>>>>

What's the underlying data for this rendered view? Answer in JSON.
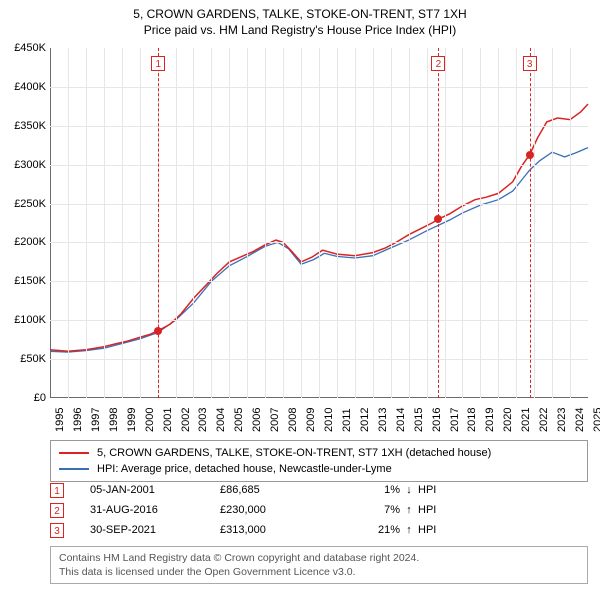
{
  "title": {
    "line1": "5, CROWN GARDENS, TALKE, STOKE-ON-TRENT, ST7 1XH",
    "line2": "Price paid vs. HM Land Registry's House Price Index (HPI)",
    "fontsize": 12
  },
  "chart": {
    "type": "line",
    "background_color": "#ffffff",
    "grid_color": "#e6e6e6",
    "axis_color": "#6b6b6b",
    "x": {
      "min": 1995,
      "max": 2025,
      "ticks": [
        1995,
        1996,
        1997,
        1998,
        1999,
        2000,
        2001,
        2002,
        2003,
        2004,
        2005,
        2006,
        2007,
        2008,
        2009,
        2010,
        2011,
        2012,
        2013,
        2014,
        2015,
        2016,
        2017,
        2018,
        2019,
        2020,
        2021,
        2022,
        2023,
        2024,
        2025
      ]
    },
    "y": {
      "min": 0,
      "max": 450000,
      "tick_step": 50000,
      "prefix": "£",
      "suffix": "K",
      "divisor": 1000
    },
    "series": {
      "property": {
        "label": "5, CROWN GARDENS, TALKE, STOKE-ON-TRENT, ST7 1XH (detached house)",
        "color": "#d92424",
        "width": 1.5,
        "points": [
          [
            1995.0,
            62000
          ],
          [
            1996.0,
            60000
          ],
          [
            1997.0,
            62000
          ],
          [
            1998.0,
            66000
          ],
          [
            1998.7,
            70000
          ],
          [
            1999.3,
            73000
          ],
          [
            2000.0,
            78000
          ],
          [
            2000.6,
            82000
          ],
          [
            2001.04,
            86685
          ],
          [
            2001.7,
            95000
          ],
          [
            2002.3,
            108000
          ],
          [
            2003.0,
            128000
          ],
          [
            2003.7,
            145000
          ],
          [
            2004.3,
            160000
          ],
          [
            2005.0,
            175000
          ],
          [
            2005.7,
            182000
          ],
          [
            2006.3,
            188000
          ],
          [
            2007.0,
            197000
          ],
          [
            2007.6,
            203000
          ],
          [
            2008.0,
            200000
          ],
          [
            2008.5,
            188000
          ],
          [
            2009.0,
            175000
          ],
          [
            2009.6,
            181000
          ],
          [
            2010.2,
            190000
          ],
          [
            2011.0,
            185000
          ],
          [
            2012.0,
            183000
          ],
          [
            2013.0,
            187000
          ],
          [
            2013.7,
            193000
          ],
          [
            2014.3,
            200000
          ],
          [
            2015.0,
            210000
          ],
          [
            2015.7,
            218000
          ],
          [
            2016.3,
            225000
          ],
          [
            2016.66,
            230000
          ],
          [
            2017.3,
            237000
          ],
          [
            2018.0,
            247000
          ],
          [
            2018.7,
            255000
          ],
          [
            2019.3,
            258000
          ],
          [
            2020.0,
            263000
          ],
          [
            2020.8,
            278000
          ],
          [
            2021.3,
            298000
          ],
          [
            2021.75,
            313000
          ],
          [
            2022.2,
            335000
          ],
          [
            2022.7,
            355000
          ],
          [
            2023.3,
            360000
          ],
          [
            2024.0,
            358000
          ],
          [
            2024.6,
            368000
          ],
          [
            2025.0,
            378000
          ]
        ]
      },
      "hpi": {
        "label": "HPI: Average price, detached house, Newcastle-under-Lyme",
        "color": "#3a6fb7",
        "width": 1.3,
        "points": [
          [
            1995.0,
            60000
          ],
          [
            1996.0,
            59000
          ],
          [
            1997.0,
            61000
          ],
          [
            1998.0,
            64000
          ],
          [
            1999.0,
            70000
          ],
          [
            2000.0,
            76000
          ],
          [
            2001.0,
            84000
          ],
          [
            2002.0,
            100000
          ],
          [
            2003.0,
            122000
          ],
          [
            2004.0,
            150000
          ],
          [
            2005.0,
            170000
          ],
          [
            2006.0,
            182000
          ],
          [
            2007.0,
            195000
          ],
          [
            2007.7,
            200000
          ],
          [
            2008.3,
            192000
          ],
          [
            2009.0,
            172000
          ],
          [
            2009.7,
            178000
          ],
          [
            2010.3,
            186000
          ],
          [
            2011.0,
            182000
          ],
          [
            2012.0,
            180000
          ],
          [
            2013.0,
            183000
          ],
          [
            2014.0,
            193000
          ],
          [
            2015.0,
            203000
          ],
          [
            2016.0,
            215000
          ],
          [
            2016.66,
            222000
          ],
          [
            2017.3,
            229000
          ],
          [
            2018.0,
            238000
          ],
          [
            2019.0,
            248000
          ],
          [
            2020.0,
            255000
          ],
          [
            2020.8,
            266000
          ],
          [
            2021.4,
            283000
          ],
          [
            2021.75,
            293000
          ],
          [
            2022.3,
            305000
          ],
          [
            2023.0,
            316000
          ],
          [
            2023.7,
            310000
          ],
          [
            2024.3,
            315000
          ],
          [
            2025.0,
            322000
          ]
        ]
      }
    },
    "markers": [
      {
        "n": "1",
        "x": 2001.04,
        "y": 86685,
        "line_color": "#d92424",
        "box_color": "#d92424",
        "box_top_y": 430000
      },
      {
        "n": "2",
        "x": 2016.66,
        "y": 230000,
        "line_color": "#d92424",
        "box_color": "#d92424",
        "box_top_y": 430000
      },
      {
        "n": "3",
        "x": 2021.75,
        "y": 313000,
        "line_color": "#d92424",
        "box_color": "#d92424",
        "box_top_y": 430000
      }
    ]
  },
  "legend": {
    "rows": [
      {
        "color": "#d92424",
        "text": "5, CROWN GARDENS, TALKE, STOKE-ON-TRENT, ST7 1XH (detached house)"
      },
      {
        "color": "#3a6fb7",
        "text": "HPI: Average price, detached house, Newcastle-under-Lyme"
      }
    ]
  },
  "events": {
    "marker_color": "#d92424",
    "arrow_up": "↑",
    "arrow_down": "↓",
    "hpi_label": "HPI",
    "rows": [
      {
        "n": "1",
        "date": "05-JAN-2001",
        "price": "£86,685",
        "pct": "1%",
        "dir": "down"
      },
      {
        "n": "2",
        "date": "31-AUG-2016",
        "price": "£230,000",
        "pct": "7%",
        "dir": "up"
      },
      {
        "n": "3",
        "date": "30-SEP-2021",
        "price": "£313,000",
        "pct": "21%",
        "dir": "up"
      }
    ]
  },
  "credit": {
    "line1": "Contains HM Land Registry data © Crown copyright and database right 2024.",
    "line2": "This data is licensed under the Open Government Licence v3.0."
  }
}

<<<<
>>>>

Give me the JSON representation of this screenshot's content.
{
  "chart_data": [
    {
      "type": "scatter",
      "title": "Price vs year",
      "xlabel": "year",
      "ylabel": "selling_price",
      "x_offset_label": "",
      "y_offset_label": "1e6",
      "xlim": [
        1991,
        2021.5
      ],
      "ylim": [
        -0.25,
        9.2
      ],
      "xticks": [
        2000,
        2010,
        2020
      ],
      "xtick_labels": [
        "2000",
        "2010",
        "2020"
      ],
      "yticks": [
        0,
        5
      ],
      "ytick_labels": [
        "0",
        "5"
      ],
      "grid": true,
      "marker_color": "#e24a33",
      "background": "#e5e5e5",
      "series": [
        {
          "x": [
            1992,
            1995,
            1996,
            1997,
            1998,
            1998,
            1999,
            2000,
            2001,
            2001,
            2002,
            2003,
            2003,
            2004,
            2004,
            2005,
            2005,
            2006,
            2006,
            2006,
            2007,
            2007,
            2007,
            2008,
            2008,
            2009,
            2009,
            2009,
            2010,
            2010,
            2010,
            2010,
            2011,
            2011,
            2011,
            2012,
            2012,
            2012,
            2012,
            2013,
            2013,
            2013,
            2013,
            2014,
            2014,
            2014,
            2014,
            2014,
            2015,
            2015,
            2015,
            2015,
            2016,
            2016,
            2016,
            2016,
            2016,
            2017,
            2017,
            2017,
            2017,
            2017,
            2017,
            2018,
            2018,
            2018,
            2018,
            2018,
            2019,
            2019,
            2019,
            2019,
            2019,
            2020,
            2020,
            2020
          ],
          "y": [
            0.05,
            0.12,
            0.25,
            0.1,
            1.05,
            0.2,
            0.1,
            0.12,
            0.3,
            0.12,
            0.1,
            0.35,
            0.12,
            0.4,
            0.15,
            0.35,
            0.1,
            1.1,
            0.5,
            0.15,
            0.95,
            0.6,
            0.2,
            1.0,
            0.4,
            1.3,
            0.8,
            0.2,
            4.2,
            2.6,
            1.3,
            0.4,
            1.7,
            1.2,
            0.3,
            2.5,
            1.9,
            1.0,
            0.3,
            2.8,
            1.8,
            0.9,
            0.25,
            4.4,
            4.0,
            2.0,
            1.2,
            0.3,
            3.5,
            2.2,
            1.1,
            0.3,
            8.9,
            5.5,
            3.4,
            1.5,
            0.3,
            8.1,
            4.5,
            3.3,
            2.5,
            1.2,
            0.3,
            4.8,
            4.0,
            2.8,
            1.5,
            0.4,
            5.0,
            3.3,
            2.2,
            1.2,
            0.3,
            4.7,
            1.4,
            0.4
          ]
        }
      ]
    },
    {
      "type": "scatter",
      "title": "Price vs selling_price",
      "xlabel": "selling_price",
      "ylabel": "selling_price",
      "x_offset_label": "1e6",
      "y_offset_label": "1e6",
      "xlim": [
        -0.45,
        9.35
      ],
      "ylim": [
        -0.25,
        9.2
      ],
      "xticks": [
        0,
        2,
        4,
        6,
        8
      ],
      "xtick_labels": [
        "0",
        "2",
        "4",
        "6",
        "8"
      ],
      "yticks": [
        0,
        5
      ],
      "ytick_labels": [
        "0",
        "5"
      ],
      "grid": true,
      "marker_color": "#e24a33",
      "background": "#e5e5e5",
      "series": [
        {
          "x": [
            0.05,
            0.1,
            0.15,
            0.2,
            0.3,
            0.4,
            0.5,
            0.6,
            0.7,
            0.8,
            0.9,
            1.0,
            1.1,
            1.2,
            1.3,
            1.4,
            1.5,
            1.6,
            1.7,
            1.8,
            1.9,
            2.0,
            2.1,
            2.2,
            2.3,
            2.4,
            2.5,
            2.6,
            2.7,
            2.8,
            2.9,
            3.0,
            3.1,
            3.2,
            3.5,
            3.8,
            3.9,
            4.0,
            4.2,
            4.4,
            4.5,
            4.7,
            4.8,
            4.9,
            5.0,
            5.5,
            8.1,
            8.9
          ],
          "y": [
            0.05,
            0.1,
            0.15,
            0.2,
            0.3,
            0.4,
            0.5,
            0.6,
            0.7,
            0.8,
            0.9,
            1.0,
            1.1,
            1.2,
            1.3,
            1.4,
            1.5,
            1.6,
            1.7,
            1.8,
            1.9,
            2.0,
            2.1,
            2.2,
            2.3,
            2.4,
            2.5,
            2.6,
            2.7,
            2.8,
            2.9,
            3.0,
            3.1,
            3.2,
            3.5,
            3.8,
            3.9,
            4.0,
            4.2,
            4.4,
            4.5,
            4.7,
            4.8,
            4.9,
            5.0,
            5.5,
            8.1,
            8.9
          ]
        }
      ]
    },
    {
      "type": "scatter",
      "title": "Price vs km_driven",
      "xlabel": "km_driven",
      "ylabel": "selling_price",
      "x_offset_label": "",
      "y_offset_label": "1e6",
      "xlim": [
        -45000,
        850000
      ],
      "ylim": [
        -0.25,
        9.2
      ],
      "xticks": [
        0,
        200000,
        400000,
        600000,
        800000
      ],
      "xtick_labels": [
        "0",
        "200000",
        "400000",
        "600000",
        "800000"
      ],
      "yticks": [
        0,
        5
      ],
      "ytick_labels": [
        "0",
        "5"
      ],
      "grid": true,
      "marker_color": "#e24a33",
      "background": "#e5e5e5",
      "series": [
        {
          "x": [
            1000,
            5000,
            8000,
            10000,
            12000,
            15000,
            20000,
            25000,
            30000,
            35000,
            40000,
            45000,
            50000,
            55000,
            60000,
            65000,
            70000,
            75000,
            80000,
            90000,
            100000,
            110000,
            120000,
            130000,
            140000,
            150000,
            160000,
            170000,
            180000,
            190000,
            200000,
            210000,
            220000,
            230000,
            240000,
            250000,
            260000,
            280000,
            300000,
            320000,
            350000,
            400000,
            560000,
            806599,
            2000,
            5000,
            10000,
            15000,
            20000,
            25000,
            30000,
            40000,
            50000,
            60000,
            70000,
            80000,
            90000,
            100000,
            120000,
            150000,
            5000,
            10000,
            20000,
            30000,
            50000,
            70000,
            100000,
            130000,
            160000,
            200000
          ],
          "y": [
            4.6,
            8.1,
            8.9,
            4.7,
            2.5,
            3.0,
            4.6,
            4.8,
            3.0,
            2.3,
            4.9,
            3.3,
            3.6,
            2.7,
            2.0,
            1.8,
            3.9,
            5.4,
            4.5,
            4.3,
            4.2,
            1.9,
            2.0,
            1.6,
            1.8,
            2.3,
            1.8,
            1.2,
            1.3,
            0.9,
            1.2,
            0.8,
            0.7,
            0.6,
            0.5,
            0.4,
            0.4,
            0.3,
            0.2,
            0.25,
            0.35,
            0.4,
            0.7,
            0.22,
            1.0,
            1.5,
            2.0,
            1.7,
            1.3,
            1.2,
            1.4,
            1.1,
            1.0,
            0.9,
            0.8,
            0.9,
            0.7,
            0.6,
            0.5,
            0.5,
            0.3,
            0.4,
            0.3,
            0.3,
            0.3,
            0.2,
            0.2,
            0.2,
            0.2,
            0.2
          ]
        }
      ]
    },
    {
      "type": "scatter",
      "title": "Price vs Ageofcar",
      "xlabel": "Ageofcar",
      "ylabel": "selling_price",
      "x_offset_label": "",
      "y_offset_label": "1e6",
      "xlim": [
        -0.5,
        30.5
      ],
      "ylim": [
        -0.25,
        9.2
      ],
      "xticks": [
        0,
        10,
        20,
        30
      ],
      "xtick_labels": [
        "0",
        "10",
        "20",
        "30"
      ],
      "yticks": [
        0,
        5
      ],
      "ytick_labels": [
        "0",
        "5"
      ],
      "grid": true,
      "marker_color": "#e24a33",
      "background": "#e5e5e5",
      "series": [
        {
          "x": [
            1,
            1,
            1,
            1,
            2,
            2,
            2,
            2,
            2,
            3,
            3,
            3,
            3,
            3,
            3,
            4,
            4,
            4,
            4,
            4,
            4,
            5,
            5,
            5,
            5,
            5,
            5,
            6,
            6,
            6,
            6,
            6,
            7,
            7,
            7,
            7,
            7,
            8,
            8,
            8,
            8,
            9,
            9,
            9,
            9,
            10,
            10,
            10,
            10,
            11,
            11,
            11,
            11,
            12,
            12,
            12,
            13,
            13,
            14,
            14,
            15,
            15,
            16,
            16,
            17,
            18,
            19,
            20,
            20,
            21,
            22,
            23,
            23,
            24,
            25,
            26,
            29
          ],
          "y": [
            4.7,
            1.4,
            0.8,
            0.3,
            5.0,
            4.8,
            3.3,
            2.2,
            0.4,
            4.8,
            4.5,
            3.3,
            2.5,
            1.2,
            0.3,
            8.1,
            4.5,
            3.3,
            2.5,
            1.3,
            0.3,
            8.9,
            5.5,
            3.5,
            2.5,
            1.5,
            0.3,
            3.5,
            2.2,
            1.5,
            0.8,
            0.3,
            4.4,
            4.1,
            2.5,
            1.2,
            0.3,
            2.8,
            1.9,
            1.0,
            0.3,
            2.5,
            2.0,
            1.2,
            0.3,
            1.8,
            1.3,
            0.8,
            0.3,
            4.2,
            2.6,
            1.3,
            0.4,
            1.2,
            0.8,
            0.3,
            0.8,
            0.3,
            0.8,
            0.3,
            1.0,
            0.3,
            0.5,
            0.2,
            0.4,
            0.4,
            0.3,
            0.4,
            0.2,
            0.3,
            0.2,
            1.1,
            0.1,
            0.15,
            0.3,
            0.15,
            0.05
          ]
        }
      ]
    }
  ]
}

<<<<
>>>>

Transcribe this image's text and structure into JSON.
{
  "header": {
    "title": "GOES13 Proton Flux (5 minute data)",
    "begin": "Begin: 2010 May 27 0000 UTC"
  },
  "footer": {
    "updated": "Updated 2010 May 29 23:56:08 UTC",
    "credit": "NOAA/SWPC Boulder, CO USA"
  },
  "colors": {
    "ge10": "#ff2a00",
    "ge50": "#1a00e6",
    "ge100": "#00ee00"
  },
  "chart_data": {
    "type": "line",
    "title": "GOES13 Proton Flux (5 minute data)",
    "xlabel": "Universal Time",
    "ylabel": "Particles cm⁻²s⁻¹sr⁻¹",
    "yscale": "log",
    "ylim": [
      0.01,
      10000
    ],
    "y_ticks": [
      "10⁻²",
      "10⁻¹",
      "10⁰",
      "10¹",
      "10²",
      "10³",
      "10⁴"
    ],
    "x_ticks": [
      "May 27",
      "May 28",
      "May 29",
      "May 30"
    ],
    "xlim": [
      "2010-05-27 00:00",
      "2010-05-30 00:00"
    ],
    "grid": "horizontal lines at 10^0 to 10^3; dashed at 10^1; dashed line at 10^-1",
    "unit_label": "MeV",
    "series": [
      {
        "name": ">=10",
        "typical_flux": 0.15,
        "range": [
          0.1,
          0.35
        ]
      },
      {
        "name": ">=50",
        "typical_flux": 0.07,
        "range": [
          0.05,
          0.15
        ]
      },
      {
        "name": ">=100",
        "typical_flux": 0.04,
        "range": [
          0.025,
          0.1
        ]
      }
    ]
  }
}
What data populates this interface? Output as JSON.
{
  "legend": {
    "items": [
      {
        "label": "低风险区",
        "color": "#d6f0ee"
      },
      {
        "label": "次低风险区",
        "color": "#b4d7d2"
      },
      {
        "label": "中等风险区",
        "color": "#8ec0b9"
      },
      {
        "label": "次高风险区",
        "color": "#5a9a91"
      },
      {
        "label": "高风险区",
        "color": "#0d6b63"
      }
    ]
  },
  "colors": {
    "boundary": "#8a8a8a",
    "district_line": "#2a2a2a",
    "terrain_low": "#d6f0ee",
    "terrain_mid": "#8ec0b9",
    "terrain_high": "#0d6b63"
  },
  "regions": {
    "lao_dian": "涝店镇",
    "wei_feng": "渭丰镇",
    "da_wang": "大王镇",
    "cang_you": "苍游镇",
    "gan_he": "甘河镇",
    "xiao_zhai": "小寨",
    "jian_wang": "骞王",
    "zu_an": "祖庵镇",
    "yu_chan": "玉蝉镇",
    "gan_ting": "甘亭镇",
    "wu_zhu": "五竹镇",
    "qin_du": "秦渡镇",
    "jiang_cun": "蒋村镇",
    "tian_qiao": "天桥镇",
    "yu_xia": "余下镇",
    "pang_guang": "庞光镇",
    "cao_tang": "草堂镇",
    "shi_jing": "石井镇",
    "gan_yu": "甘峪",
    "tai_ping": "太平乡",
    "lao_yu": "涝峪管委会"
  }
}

<<<<

▶ [WHAT IS BEING ASKED] Extract each line from the listing that holds the word "Registry".

▶ [RESPONSE]
    "line2": "Price paid vs. HM Land Registry's House Price Index (HPI)",
    "line1": "Contains HM Land Registry data © Crown copyright and database right 2024.",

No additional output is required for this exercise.